## The problem
Show all lines from the listing below that contain "Select".

[Stored entries]
^^^^

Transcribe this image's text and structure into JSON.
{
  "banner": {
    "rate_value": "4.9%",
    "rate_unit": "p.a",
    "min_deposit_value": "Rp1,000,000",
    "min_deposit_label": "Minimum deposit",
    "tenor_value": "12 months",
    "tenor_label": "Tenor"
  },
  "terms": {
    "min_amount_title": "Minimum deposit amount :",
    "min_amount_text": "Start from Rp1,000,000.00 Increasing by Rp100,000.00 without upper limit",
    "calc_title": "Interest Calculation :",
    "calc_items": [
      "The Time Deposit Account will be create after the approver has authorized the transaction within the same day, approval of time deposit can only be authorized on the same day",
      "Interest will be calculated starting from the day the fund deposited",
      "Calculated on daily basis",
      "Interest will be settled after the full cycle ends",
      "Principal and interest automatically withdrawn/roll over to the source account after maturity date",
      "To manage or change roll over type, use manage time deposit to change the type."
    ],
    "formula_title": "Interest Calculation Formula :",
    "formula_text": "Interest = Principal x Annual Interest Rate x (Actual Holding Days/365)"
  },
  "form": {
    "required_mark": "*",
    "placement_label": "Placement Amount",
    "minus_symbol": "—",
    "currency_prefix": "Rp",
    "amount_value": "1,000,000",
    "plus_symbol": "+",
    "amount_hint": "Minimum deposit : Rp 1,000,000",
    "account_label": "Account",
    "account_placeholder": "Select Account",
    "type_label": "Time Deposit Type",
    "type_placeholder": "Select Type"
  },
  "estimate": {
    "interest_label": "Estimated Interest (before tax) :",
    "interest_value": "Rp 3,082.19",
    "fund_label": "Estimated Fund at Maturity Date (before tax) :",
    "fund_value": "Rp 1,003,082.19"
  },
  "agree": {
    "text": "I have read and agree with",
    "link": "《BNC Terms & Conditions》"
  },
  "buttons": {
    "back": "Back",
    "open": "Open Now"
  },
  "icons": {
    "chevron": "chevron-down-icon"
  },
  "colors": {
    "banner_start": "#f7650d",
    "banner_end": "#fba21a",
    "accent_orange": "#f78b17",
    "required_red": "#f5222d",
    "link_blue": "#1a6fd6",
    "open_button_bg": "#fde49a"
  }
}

^^^^

## Task solution
    "account_placeholder": "Select Account",
    "type_placeholder": "Select Type"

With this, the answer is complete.